WRITTEN INSTRUCTION: Word for word, restate every line of the listing that follows.

[Stored entries]
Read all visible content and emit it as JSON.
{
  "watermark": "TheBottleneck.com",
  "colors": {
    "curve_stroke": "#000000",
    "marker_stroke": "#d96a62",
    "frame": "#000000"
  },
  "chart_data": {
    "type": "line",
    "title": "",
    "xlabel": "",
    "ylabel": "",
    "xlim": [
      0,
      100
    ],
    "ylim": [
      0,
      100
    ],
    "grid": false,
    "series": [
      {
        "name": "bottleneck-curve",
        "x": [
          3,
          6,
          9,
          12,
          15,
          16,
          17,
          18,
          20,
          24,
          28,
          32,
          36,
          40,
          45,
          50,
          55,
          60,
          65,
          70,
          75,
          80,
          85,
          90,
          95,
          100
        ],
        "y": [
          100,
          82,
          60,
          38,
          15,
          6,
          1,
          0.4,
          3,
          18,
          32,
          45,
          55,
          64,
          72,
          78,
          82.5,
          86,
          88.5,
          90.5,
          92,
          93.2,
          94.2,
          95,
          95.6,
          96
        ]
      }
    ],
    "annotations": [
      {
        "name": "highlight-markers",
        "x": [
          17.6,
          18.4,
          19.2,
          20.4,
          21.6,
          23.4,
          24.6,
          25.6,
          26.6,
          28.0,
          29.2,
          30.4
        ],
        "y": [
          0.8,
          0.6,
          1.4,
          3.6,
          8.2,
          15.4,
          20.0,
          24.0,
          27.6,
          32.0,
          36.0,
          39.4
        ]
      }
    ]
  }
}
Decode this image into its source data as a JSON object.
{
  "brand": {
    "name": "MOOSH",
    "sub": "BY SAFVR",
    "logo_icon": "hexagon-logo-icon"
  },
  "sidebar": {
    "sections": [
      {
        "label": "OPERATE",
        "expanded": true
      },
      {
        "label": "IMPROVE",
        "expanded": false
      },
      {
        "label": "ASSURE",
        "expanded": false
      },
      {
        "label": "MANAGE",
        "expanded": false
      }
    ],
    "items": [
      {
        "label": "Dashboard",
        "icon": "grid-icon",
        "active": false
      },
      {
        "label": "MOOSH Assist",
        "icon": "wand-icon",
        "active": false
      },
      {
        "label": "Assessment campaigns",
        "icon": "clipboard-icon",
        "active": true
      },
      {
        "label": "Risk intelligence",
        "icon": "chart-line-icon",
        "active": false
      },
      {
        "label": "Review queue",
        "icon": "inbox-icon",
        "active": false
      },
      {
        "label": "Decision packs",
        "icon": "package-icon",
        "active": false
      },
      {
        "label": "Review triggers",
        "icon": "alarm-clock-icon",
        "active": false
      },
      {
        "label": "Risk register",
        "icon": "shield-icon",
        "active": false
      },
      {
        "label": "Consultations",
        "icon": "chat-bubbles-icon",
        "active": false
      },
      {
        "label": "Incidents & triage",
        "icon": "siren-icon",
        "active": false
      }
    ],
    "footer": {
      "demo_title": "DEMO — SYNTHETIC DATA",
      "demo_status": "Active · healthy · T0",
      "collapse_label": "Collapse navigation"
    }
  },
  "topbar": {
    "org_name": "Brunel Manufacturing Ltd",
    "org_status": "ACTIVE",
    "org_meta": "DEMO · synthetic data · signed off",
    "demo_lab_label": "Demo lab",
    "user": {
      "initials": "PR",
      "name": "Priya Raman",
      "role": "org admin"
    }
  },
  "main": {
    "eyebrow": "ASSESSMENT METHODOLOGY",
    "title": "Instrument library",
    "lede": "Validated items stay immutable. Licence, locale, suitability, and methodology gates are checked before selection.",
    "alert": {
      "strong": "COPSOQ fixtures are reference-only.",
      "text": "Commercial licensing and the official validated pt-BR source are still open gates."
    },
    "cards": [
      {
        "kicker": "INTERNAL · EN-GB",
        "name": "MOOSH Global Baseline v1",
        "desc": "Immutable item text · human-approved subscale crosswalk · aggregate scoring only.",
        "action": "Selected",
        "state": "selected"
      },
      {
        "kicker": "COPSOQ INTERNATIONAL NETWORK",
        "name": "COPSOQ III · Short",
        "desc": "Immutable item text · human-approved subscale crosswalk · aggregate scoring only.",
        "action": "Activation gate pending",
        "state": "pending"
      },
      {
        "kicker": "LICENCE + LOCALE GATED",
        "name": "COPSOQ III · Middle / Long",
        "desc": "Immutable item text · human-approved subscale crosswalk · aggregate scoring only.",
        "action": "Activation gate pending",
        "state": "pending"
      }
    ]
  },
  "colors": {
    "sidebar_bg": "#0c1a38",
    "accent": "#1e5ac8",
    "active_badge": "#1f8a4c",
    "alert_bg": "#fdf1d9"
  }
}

RESULT FOR THIS TASK:
Read all visible content and emit it as JSON.
{
  "watermark": "TheBottleneck.com",
  "colors": {
    "curve_stroke": "#000000",
    "marker_stroke": "#d96a62",
    "frame": "#000000"
  },
  "chart_data": {
    "type": "line",
    "title": "",
    "xlabel": "",
    "ylabel": "",
    "xlim": [
      0,
      100
    ],
    "ylim": [
      0,
      100
    ],
    "grid": false,
    "series": [
      {
        "name": "bottleneck-curve",
        "x": [
          3,
          6,
          9,
          12,
          15,
          16,
          17,
          18,
          20,
          24,
          28,
          32,
          36,
          40,
          45,
          50,
          55,
          60,
          65,
          70,
          75,
          80,
          85,
          90,
          95,
          100
        ],
        "y": [
          100,
          82,
          60,
          38,
          15,
          6,
          1,
          0.4,
          3,
          18,
          32,
          45,
          55,
          64,
          72,
          78,
          82.5,
          86,
          88.5,
          90.5,
          92,
          93.2,
          94.2,
          95,
          95.6,
          96
        ]
      }
    ],
    "annotations": [
      {
        "name": "highlight-markers",
        "x": [
          17.6,
          18.4,
          19.2,
          20.4,
          21.6,
          23.4,
          24.6,
          25.6,
          26.6,
          28.0,
          29.2,
          30.4
        ],
        "y": [
          0.8,
          0.6,
          1.4,
          3.6,
          8.2,
          15.4,
          20.0,
          24.0,
          27.6,
          32.0,
          36.0,
          39.4
        ]
      }
    ]
  }
}
Decode this image into its source data as a JSON object.
{
  "brand": {
    "name": "MOOSH",
    "sub": "BY SAFVR",
    "logo_icon": "hexagon-logo-icon"
  },
  "sidebar": {
    "sections": [
      {
        "label": "OPERATE",
        "expanded": true
      },
      {
        "label": "IMPROVE",
        "expanded": false
      },
      {
        "label": "ASSURE",
        "expanded": false
      },
      {
        "label": "MANAGE",
        "expanded": false
      }
    ],
    "items": [
      {
        "label": "Dashboard",
        "icon": "grid-icon",
        "active": false
      },
      {
        "label": "MOOSH Assist",
        "icon": "wand-icon",
        "active": false
      },
      {
        "label": "Assessment campaigns",
        "icon": "clipboard-icon",
        "active": true
      },
      {
        "label": "Risk intelligence",
        "icon": "chart-line-icon",
        "active": false
      },
      {
        "label": "Review queue",
        "icon": "inbox-icon",
        "active": false
      },
      {
        "label": "Decision packs",
        "icon": "package-icon",
        "active": false
      },
      {
        "label": "Review triggers",
        "icon": "alarm-clock-icon",
        "active": false
      },
      {
        "label": "Risk register",
        "icon": "shield-icon",
        "active": false
      },
      {
        "label": "Consultations",
        "icon": "chat-bubbles-icon",
        "active": false
      },
      {
        "label": "Incidents & triage",
        "icon": "siren-icon",
        "active": false
      }
    ],
    "footer": {
      "demo_title": "DEMO — SYNTHETIC DATA",
      "demo_status": "Active · healthy · T0",
      "collapse_label": "Collapse navigation"
    }
  },
  "topbar": {
    "org_name": "Brunel Manufacturing Ltd",
    "org_status": "ACTIVE",
    "org_meta": "DEMO · synthetic data · signed off",
    "demo_lab_label": "Demo lab",
    "user": {
      "initials": "PR",
      "name": "Priya Raman",
      "role": "org admin"
    }
  },
  "main": {
    "eyebrow": "ASSESSMENT METHODOLOGY",
    "title": "Instrument library",
    "lede": "Validated items stay immutable. Licence, locale, suitability, and methodology gates are checked before selection.",
    "alert": {
      "strong": "COPSOQ fixtures are reference-only.",
      "text": "Commercial licensing and the official validated pt-BR source are still open gates."
    },
    "cards": [
      {
        "kicker": "INTERNAL · EN-GB",
        "name": "MOOSH Global Baseline v1",
        "desc": "Immutable item text · human-approved subscale crosswalk · aggregate scoring only.",
        "action": "Selected",
        "state": "selected"
      },
      {
        "kicker": "COPSOQ INTERNATIONAL NETWORK",
        "name": "COPSOQ III · Short",
        "desc": "Immutable item text · human-approved subscale crosswalk · aggregate scoring only.",
        "action": "Activation gate pending",
        "state": "pending"
      },
      {
        "kicker": "LICENCE + LOCALE GATED",
        "name": "COPSOQ III · Middle / Long",
        "desc": "Immutable item text · human-approved subscale crosswalk · aggregate scoring only.",
        "action": "Activation gate pending",
        "state": "pending"
      }
    ]
  },
  "colors": {
    "sidebar_bg": "#0c1a38",
    "accent": "#1e5ac8",
    "active_badge": "#1f8a4c",
    "alert_bg": "#fdf1d9"
  }
}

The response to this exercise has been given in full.